Requirements — Below are the records. List every line holding the word "uniforme".

Dataset records —
▼
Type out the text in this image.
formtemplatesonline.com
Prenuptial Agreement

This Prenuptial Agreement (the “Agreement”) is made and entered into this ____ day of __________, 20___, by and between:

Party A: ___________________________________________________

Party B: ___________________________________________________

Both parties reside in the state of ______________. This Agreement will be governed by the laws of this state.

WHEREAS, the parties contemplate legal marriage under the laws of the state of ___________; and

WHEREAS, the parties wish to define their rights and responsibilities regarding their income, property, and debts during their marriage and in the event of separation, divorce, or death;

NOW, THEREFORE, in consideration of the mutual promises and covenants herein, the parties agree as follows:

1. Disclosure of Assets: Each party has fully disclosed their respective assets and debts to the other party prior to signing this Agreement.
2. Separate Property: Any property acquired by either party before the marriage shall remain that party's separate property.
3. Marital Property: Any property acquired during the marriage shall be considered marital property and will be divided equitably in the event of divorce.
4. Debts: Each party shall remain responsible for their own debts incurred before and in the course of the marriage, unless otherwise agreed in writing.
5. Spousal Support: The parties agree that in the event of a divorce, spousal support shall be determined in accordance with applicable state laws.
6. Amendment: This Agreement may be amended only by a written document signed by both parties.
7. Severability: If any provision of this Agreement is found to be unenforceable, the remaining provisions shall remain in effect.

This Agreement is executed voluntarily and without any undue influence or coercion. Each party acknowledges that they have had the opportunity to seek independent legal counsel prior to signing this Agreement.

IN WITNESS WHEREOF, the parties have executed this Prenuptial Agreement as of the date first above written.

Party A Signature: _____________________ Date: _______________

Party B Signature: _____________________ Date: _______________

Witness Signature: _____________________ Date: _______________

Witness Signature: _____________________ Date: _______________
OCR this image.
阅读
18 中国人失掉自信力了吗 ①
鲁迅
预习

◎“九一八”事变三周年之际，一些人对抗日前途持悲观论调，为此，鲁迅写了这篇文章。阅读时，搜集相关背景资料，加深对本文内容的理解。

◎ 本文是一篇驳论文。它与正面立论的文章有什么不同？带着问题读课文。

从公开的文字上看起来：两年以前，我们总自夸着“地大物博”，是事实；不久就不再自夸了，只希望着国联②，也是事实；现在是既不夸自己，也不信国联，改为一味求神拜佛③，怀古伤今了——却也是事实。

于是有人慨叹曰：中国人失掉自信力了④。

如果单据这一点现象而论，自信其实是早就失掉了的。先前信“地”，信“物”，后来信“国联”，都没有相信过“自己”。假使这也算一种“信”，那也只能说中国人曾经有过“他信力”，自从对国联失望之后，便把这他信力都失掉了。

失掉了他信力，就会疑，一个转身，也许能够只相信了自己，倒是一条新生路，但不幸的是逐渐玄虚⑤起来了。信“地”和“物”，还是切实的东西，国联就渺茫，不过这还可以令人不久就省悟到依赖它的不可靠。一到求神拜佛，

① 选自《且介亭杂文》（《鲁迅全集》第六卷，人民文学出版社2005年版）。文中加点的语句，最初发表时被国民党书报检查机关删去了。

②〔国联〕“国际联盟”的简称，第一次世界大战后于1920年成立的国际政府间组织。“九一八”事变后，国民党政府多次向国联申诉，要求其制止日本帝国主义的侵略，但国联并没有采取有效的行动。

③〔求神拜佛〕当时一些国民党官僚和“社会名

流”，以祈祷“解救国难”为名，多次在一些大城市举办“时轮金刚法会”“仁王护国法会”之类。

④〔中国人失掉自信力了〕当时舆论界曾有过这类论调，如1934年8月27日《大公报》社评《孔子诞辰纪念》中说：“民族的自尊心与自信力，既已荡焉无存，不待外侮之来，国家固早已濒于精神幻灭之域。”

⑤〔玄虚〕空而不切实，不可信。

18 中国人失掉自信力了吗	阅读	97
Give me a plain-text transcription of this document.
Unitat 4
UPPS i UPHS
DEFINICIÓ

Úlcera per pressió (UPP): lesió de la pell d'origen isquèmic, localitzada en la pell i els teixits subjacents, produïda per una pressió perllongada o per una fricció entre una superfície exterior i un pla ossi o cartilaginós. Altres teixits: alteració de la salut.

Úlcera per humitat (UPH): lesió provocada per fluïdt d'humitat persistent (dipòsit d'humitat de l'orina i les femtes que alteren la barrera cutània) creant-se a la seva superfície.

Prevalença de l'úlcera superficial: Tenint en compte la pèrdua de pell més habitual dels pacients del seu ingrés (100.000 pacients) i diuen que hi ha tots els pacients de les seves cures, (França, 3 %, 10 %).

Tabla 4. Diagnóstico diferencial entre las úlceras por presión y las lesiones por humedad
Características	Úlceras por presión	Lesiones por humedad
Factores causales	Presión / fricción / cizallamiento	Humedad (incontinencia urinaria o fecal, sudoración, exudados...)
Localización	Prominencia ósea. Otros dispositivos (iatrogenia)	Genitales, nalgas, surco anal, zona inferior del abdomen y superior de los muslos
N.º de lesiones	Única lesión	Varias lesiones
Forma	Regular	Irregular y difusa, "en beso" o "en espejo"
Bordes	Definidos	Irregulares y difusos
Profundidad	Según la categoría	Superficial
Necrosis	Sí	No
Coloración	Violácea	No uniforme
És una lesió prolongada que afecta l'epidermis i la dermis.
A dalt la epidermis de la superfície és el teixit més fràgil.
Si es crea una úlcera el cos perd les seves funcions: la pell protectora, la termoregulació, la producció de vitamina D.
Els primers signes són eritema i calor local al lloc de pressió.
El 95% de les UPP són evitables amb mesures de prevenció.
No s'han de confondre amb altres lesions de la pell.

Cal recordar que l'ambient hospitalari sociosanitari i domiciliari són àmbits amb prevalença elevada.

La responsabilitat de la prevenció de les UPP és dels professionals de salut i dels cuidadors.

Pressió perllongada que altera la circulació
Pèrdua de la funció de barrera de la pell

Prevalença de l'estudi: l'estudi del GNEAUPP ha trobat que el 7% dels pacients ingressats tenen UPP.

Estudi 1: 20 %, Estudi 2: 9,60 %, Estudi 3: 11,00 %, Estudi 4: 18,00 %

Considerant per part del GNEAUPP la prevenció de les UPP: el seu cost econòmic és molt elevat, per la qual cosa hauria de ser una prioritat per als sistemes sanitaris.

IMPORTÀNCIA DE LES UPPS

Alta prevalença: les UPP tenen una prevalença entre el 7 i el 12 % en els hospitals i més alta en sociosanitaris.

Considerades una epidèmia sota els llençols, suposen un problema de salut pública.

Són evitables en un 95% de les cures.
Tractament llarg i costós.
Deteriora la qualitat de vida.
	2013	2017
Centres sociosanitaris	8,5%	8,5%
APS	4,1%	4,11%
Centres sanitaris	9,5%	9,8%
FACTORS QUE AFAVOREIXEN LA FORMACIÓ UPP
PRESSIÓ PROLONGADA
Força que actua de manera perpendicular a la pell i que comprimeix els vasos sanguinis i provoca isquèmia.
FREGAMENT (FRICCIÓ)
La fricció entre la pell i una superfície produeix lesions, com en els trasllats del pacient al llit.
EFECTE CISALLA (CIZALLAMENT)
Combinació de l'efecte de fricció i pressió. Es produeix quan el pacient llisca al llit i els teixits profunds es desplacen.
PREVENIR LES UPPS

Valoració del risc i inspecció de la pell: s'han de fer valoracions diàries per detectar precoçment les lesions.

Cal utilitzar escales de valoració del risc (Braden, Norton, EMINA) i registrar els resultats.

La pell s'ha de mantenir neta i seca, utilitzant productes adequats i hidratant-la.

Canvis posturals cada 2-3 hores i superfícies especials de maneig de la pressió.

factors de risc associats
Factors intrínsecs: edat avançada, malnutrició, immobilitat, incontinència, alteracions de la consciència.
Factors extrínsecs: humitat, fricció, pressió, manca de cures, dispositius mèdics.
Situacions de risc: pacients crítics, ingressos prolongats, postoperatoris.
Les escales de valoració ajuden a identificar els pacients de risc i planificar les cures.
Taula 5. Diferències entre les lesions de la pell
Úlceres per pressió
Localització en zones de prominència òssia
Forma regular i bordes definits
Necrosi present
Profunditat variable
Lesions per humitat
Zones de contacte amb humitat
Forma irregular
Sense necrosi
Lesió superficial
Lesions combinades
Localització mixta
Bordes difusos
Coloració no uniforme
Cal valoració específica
▲
Correct result —
Coloración	Violácea	No uniforme
Coloració no uniforme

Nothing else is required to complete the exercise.